→ What you will do
Locate each line of the records that contains the string "outer" and copy those lines, treating uppercase and lowercase letters as different.

=====

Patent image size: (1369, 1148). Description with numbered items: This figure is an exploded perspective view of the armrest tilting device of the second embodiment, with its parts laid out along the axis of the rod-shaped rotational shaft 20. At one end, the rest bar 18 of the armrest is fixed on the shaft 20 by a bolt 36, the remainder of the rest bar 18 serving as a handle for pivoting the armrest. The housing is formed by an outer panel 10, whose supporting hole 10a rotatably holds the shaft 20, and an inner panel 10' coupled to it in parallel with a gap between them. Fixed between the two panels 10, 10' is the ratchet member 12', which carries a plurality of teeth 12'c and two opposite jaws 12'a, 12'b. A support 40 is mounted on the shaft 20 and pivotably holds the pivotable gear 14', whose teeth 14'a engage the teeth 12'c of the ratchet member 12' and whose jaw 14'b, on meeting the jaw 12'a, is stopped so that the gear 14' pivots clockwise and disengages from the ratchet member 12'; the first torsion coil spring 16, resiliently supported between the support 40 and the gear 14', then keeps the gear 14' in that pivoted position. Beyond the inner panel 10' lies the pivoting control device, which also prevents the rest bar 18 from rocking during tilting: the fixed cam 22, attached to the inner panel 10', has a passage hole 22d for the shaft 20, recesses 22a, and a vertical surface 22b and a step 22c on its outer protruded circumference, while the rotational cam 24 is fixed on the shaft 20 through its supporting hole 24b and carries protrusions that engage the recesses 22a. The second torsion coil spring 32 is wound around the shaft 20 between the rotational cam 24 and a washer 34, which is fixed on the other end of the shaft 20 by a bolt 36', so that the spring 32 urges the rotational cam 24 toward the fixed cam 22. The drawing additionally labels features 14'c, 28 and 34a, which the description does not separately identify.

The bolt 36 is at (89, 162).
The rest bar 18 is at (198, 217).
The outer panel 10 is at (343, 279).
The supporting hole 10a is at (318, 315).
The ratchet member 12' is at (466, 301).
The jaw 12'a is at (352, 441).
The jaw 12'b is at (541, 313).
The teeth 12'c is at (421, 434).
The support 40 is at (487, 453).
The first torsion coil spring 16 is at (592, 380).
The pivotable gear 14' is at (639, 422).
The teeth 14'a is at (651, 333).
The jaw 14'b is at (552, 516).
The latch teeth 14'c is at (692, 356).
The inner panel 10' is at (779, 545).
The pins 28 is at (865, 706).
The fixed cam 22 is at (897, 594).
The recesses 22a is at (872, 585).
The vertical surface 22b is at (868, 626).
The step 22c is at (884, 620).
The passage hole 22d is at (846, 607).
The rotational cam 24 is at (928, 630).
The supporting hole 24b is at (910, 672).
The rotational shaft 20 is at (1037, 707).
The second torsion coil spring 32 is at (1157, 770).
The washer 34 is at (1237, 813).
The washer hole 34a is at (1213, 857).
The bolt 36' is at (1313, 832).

=====

→ Output of the task
Patent image size: (1369, 1148). Description with numbered items: This figure is an exploded perspective view of the armrest tilting device of the second embodiment, with its parts laid out along the axis of the rod-shaped rotational shaft 20. At one end, the rest bar 18 of the armrest is fixed on the shaft 20 by a bolt 36, the remainder of the rest bar 18 serving as a handle for pivoting the armrest. The housing is formed by an outer panel 10, whose supporting hole 10a rotatably holds the shaft 20, and an inner panel 10' coupled to it in parallel with a gap between them. Fixed between the two panels 10, 10' is the ratchet member 12', which carries a plurality of teeth 12'c and two opposite jaws 12'a, 12'b. A support 40 is mounted on the shaft 20 and pivotably holds the pivotable gear 14', whose teeth 14'a engage the teeth 12'c of the ratchet member 12' and whose jaw 14'b, on meeting the jaw 12'a, is stopped so that the gear 14' pivots clockwise and disengages from the ratchet member 12'; the first torsion coil spring 16, resiliently supported between the support 40 and the gear 14', then keeps the gear 14' in that pivoted position. Beyond the inner panel 10' lies the pivoting control device, which also prevents the rest bar 18 from rocking during tilting: the fixed cam 22, attached to the inner panel 10', has a passage hole 22d for the shaft 20, recesses 22a, and a vertical surface 22b and a step 22c on its outer protruded circumference, while the rotational cam 24 is fixed on the shaft 20 through its supporting hole 24b and carries protrusions that engage the recesses 22a. The second torsion coil spring 32 is wound around the shaft 20 between the rotational cam 24 and a washer 34, which is fixed on the other end of the shaft 20 by a bolt 36', so that the spring 32 urges the rotational cam 24 toward the fixed cam 22. The drawing additionally labels features 14'c, 28 and 34a, which the description does not separately identify.
The outer panel 10 is at (343, 279).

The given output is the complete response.